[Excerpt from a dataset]
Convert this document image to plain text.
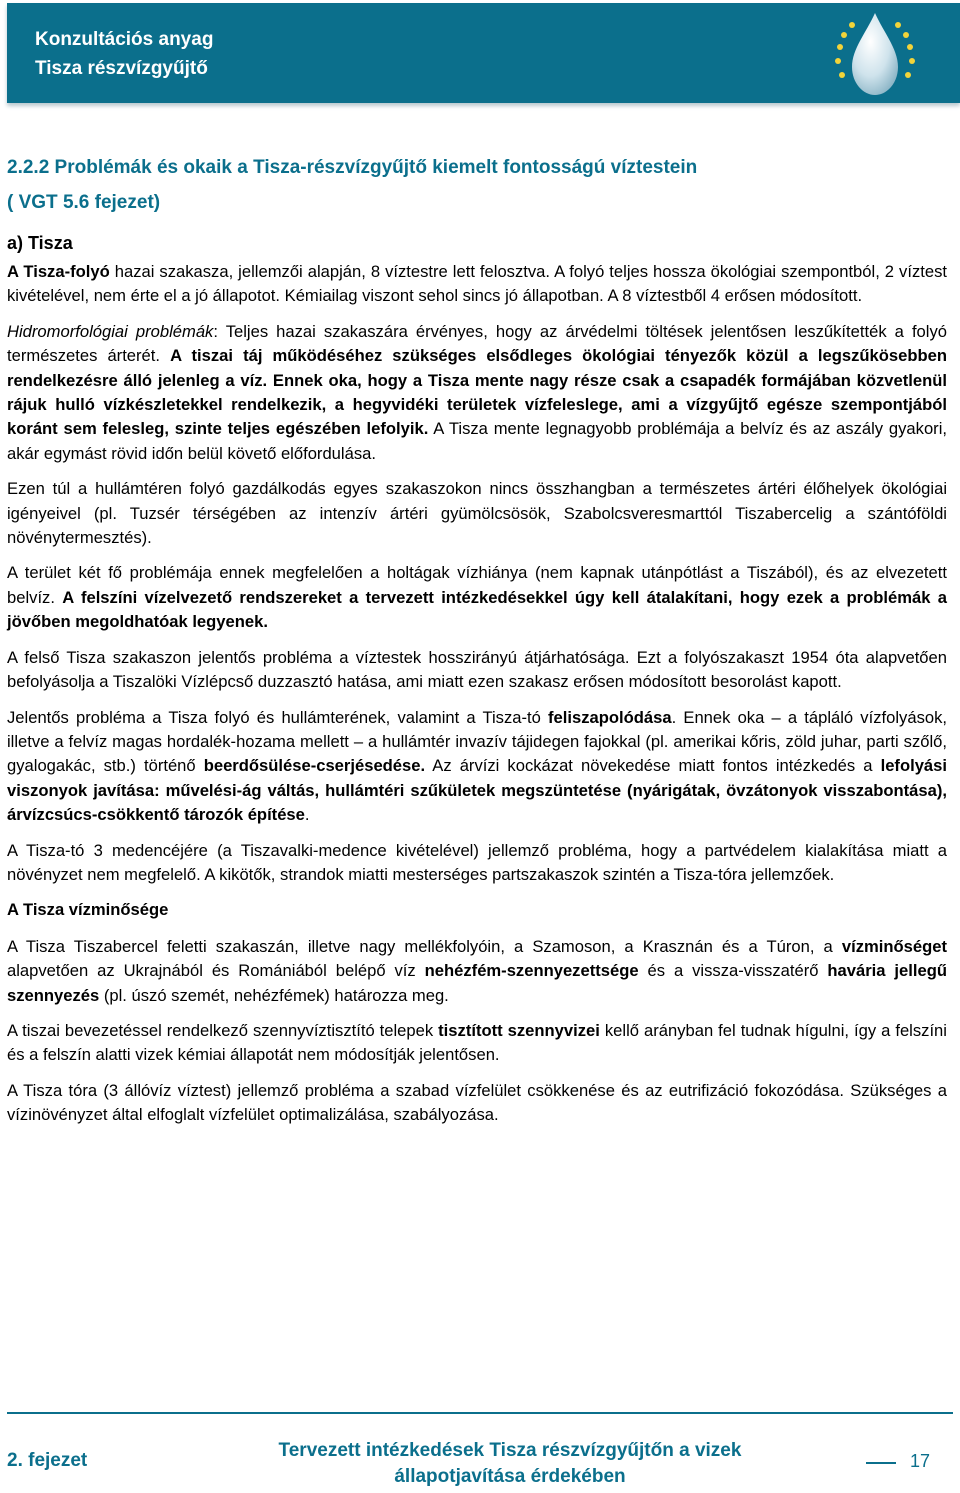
Konzultációs anyag
Tisza részvízgyűjtő
2.2.2 Problémák és okaik a Tisza-részvízgyűjtő kiemelt fontosságú víztestein
( VGT 5.6 fejezet)
a) Tisza

A Tisza-folyó hazai szakasza, jellemzői alapján, 8 víztestre lett felosztva. A folyó teljes hossza ökológiai szempontból, 2 víztest kivételével, nem érte el a jó állapotot. Kémiailag viszont sehol sincs jó állapotban. A 8 víztestből 4 erősen módosított.

Hidromorfológiai problémák: Teljes hazai szakaszára érvényes, hogy az árvédelmi töltések jelentősen leszűkítették a folyó természetes árterét. A tiszai táj működéséhez szükséges elsődleges ökológiai tényezők közül a legszűkösebben rendelkezésre álló jelenleg a víz. Ennek oka, hogy a Tisza mente nagy része csak a csapadék formájában közvetlenül rájuk hulló vízkészletekkel rendelkezik, a hegyvidéki területek vízfeleslege, ami a vízgyűjtő egésze szempontjából koránt sem felesleg, szinte teljes egészében lefolyik. A Tisza mente legnagyobb problémája a belvíz és az aszály gyakori, akár egymást rövid időn belül követő előfordulása.

Ezen túl a hullámtéren folyó gazdálkodás egyes szakaszokon nincs összhangban a természetes ártéri élőhelyek ökológiai igényeivel (pl. Tuzsér térségében az intenzív ártéri gyümölcsösök, Szabolcsveresmarttól Tiszabercelig a szántóföldi növénytermesztés).

A terület két fő problémája ennek megfelelően a holtágak vízhiánya (nem kapnak utánpótlást a Tiszából), és az elvezetett belvíz. A felszíni vízelvezető rendszereket a tervezett intézkedésekkel úgy kell átalakítani, hogy ezek a problémák a jövőben megoldhatóak legyenek.

A felső Tisza szakaszon jelentős probléma a víztestek hosszirányú átjárhatósága. Ezt a folyószakaszt 1954 óta alapvetően befolyásolja a Tiszalöki Vízlépcső duzzasztó hatása, ami miatt ezen szakasz erősen módosított besorolást kapott.

Jelentős probléma a Tisza folyó és hullámterének, valamint a Tisza-tó feliszapolódása. Ennek oka – a tápláló vízfolyások, illetve a felvíz magas hordalék-hozama mellett – a hullámtér invazív tájidegen fajokkal (pl. amerikai kőris, zöld juhar, parti szőlő, gyalogakác, stb.) történő beerdősülése-cserjésedése. Az árvízi kockázat növekedése miatt fontos intézkedés a lefolyási viszonyok javítása: művelési-ág váltás, hullámtéri szűkületek megszüntetése (nyárigátak, övzátonyok visszabontása), árvízcsúcs-csökkentő tározók építése.

A Tisza-tó 3 medencéjére (a Tiszavalki-medence kivételével) jellemző probléma, hogy a partvédelem kialakítása miatt a növényzet nem megfelelő. A kikötők, strandok miatti mesterséges partszakaszok szintén a Tisza-tóra jellemzőek.

A Tisza vízminősége

A Tisza Tiszabercel feletti szakaszán, illetve nagy mellékfolyóin, a Szamoson, a Krasznán és a Túron, a vízminőséget alapvetően az Ukrajnából és Romániából belépő víz nehézfém-szennyezettsége és a vissza-visszatérő havária jellegű szennyezés (pl. úszó szemét, nehézfémek) határozza meg.

A tiszai bevezetéssel rendelkező szennyvíztisztító telepek tisztított szennyvizei kellő arányban fel tudnak hígulni, így a felszíni és a felszín alatti vizek kémiai állapotát nem módosítják jelentősen.

A Tisza tóra (3 állóvíz víztest) jellemző probléma a szabad vízfelület csökkenése és az eutrifizáció fokozódása. Szükséges a vízinövényzet által elfoglalt vízfelület optimalizálása, szabályozása.

2. fejezet	Tervezett intézkedések Tisza részvízgyűjtőn a vizek
állapotjavítása érdekében
17
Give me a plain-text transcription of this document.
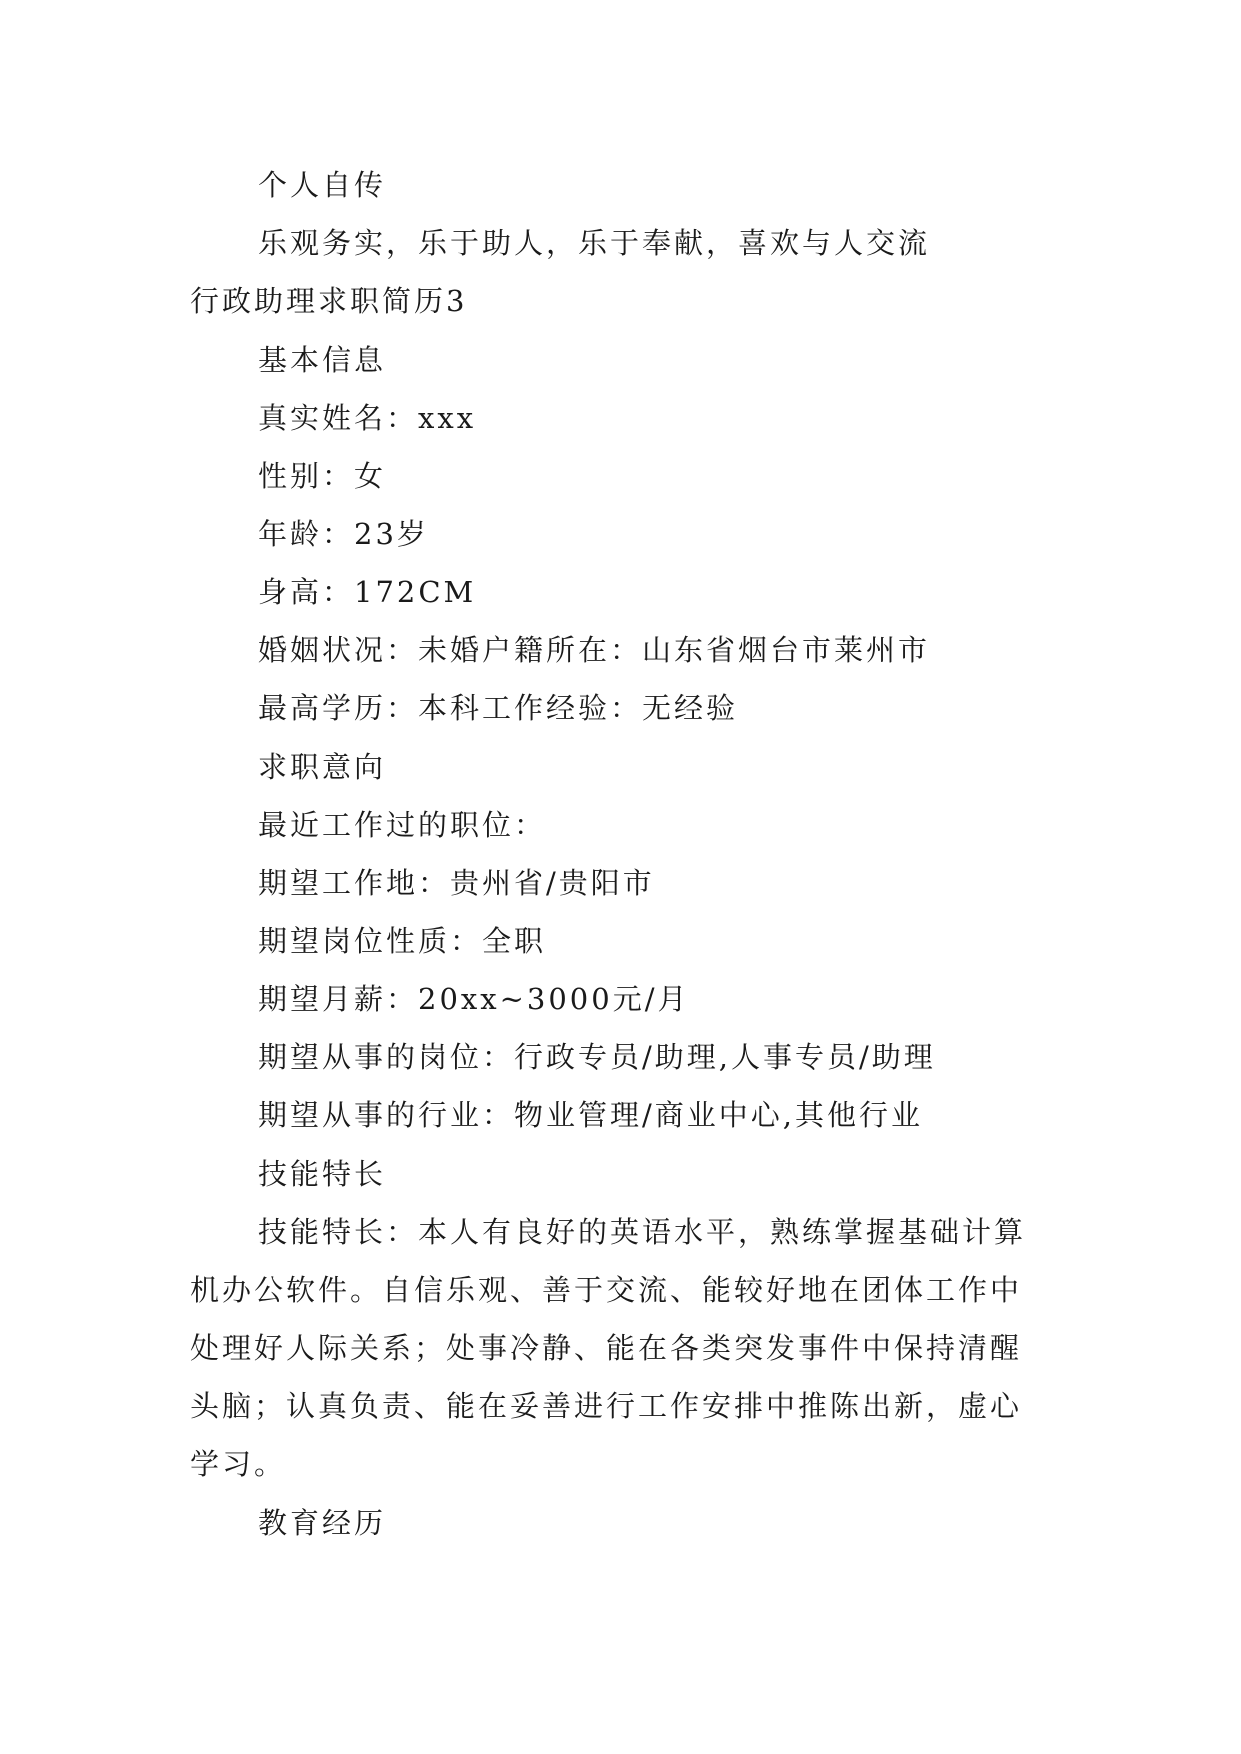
个人自传
乐观务实，乐于助人，乐于奉献，喜欢与人交流
行政助理求职简历3
基本信息
真实姓名：xxx
性别：女
年龄：23岁
身高：172CM
婚姻状况：未婚户籍所在：山东省烟台市莱州市
最高学历：本科工作经验：无经验
求职意向
最近工作过的职位：
期望工作地：贵州省/贵阳市
期望岗位性质：全职
期望月薪：20xx~3000元/月
期望从事的岗位：行政专员/助理,人事专员/助理
期望从事的行业：物业管理/商业中心,其他行业
技能特长
技能特长：本人有良好的英语水平，熟练掌握基础计算
机办公软件。自信乐观、善于交流、能较好地在团体工作中
处理好人际关系；处事冷静、能在各类突发事件中保持清醒
头脑；认真负责、能在妥善进行工作安排中推陈出新，虚心
学习。
教育经历
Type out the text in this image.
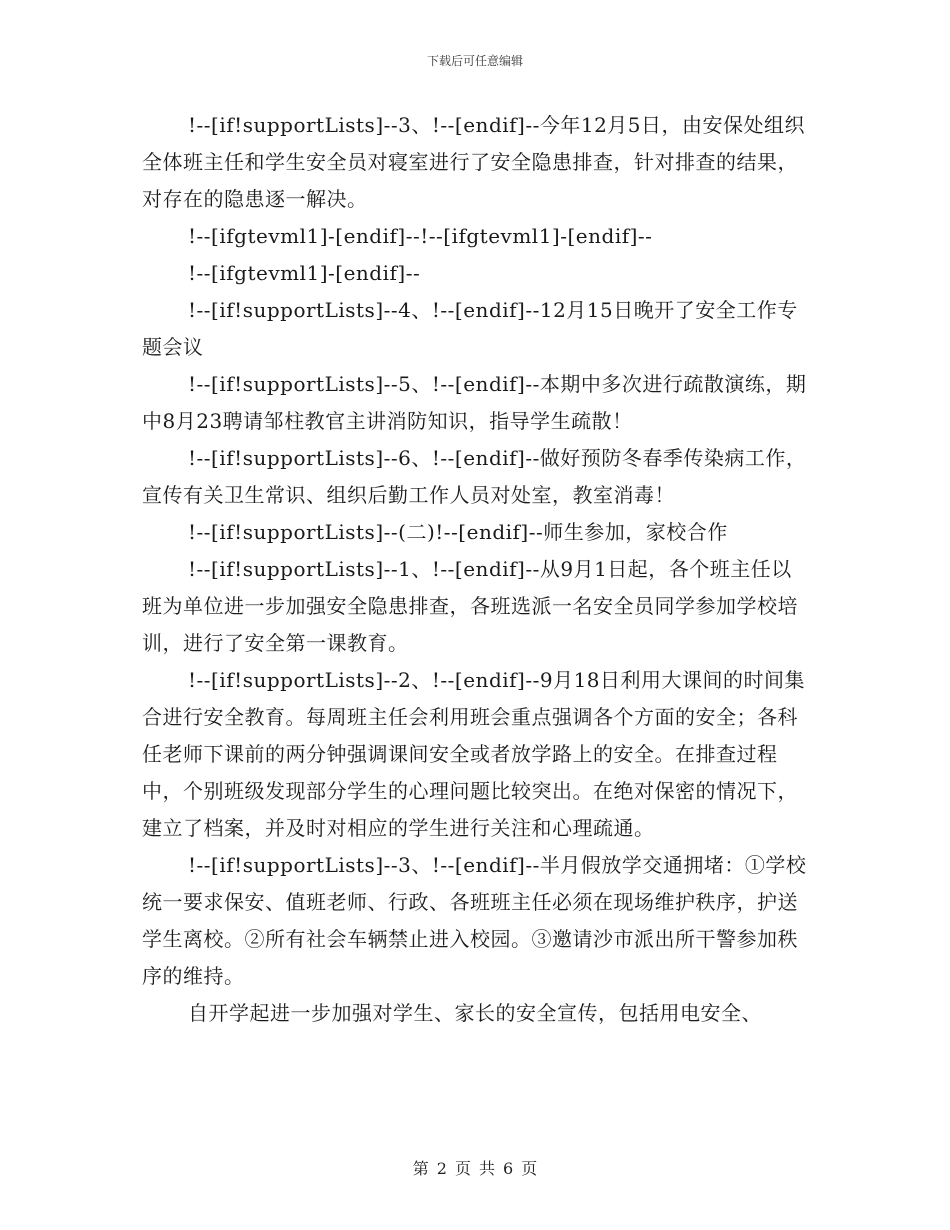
下载后可任意编辑

!--[if!supportLists]--3、!--[endif]--今年12月5日，由安保处组织全体班主任和学生安全员对寝室进行了安全隐患排查，针对排查的结果，对存在的隐患逐一解决。

!--[ifgtevml1]-[endif]--!--[ifgtevml1]-[endif]--

!--[ifgtevml1]-[endif]--

!--[if!supportLists]--4、!--[endif]--12月15日晚开了安全工作专题会议

!--[if!supportLists]--5、!--[endif]--本期中多次进行疏散演练，期中8月23聘请邹柱教官主讲消防知识，指导学生疏散！

!--[if!supportLists]--6、!--[endif]--做好预防冬春季传染病工作，宣传有关卫生常识、组织后勤工作人员对处室，教室消毒！

!--[if!supportLists]--(二)!--[endif]--师生参加，家校合作

!--[if!supportLists]--1、!--[endif]--从9月1日起，各个班主任以班为单位进一步加强安全隐患排查，各班选派一名安全员同学参加学校培训，进行了安全第一课教育。

!--[if!supportLists]--2、!--[endif]--9月18日利用大课间的时间集合进行安全教育。每周班主任会利用班会重点强调各个方面的安全；各科任老师下课前的两分钟强调课间安全或者放学路上的安全。在排查过程中，个别班级发现部分学生的心理问题比较突出。在绝对保密的情况下，建立了档案，并及时对相应的学生进行关注和心理疏通。

!--[if!supportLists]--3、!--[endif]--半月假放学交通拥堵：①学校统一要求保安、值班老师、行政、各班班主任必须在现场维护秩序，护送学生离校。②所有社会车辆禁止进入校园。③邀请沙市派出所干警参加秩序的维持。

自开学起进一步加强对学生、家长的安全宣传，包括用电安全、

第 2 页 共 6 页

### What is required:
Leave out every picture and copy the rest of the records exactly.

### Answer to the problem:
Convert this document image to plain text.
Konzultációs anyag
Tisza részvízgyűjtő
2.2.2 Problémák és okaik a Tisza-részvízgyűjtő kiemelt fontosságú víztestein
( VGT 5.6 fejezet)
a) Tisza

A Tisza-folyó hazai szakasza, jellemzői alapján, 8 víztestre lett felosztva. A folyó teljes hossza ökológiai szempontból, 2 víztest kivételével, nem érte el a jó állapotot. Kémiailag viszont sehol sincs jó állapotban. A 8 víztestből 4 erősen módosított.

Hidromorfológiai problémák: Teljes hazai szakaszára érvényes, hogy az árvédelmi töltések jelentősen leszűkítették a folyó természetes árterét. A tiszai táj működéséhez szükséges elsődleges ökológiai tényezők közül a legszűkösebben rendelkezésre álló jelenleg a víz. Ennek oka, hogy a Tisza mente nagy része csak a csapadék formájában közvetlenül rájuk hulló vízkészletekkel rendelkezik, a hegyvidéki területek vízfeleslege, ami a vízgyűjtő egésze szempontjából koránt sem felesleg, szinte teljes egészében lefolyik. A Tisza mente legnagyobb problémája a belvíz és az aszály gyakori, akár egymást rövid időn belül követő előfordulása.

Ezen túl a hullámtéren folyó gazdálkodás egyes szakaszokon nincs összhangban a természetes ártéri élőhelyek ökológiai igényeivel (pl. Tuzsér térségében az intenzív ártéri gyümölcsösök, Szabolcsveresmarttól Tiszabercelig a szántóföldi növénytermesztés).

A terület két fő problémája ennek megfelelően a holtágak vízhiánya (nem kapnak utánpótlást a Tiszából), és az elvezetett belvíz. A felszíni vízelvezető rendszereket a tervezett intézkedésekkel úgy kell átalakítani, hogy ezek a problémák a jövőben megoldhatóak legyenek.

A felső Tisza szakaszon jelentős probléma a víztestek hosszirányú átjárhatósága. Ezt a folyószakaszt 1954 óta alapvetően befolyásolja a Tiszalöki Vízlépcső duzzasztó hatása, ami miatt ezen szakasz erősen módosított besorolást kapott.

Jelentős probléma a Tisza folyó és hullámterének, valamint a Tisza-tó feliszapolódása. Ennek oka – a tápláló vízfolyások, illetve a felvíz magas hordalék-hozama mellett – a hullámtér invazív tájidegen fajokkal (pl. amerikai kőris, zöld juhar, parti szőlő, gyalogakác, stb.) történő beerdősülése-cserjésedése. Az árvízi kockázat növekedése miatt fontos intézkedés a lefolyási viszonyok javítása: művelési-ág váltás, hullámtéri szűkületek megszüntetése (nyárigátak, övzátonyok visszabontása), árvízcsúcs-csökkentő tározók építése.

A Tisza-tó 3 medencéjére (a Tiszavalki-medence kivételével) jellemző probléma, hogy a partvédelem kialakítása miatt a növényzet nem megfelelő. A kikötők, strandok miatti mesterséges partszakaszok szintén a Tisza-tóra jellemzőek.

A Tisza vízminősége

A Tisza Tiszabercel feletti szakaszán, illetve nagy mellékfolyóin, a Szamoson, a Krasznán és a Túron, a vízminőséget alapvetően az Ukrajnából és Romániából belépő víz nehézfém-szennyezettsége és a vissza-visszatérő havária jellegű szennyezés (pl. úszó szemét, nehézfémek) határozza meg.

A tiszai bevezetéssel rendelkező szennyvíztisztító telepek tisztított szennyvizei kellő arányban fel tudnak hígulni, így a felszíni és a felszín alatti vizek kémiai állapotát nem módosítják jelentősen.

A Tisza tóra (3 állóvíz víztest) jellemző probléma a szabad vízfelület csökkenése és az eutrifizáció fokozódása. Szükséges a vízinövényzet által elfoglalt vízfelület optimalizálása, szabályozása.

2. fejezet	Tervezett intézkedések Tisza részvízgyűjtőn a vizek
állapotjavítása érdekében
17
Give me a plain-text transcription of this document.
个人自传
乐观务实，乐于助人，乐于奉献，喜欢与人交流
行政助理求职简历3
基本信息
真实姓名：xxx
性别：女
年龄：23岁
身高：172CM
婚姻状况：未婚户籍所在：山东省烟台市莱州市
最高学历：本科工作经验：无经验
求职意向
最近工作过的职位：
期望工作地：贵州省/贵阳市
期望岗位性质：全职
期望月薪：20xx~3000元/月
期望从事的岗位：行政专员/助理,人事专员/助理
期望从事的行业：物业管理/商业中心,其他行业
技能特长
技能特长：本人有良好的英语水平，熟练掌握基础计算
机办公软件。自信乐观、善于交流、能较好地在团体工作中
处理好人际关系；处事冷静、能在各类突发事件中保持清醒
头脑；认真负责、能在妥善进行工作安排中推陈出新，虚心
学习。
教育经历
Type out the text in this image.
下载后可任意编辑

!--[if!supportLists]--3、!--[endif]--今年12月5日，由安保处组织全体班主任和学生安全员对寝室进行了安全隐患排查，针对排查的结果，对存在的隐患逐一解决。

!--[ifgtevml1]-[endif]--!--[ifgtevml1]-[endif]--

!--[ifgtevml1]-[endif]--

!--[if!supportLists]--4、!--[endif]--12月15日晚开了安全工作专题会议

!--[if!supportLists]--5、!--[endif]--本期中多次进行疏散演练，期中8月23聘请邹柱教官主讲消防知识，指导学生疏散！

!--[if!supportLists]--6、!--[endif]--做好预防冬春季传染病工作，宣传有关卫生常识、组织后勤工作人员对处室，教室消毒！

!--[if!supportLists]--(二)!--[endif]--师生参加，家校合作

!--[if!supportLists]--1、!--[endif]--从9月1日起，各个班主任以班为单位进一步加强安全隐患排查，各班选派一名安全员同学参加学校培训，进行了安全第一课教育。

!--[if!supportLists]--2、!--[endif]--9月18日利用大课间的时间集合进行安全教育。每周班主任会利用班会重点强调各个方面的安全；各科任老师下课前的两分钟强调课间安全或者放学路上的安全。在排查过程中，个别班级发现部分学生的心理问题比较突出。在绝对保密的情况下，建立了档案，并及时对相应的学生进行关注和心理疏通。

!--[if!supportLists]--3、!--[endif]--半月假放学交通拥堵：①学校统一要求保安、值班老师、行政、各班班主任必须在现场维护秩序，护送学生离校。②所有社会车辆禁止进入校园。③邀请沙市派出所干警参加秩序的维持。

自开学起进一步加强对学生、家长的安全宣传，包括用电安全、

第 2 页 共 6 页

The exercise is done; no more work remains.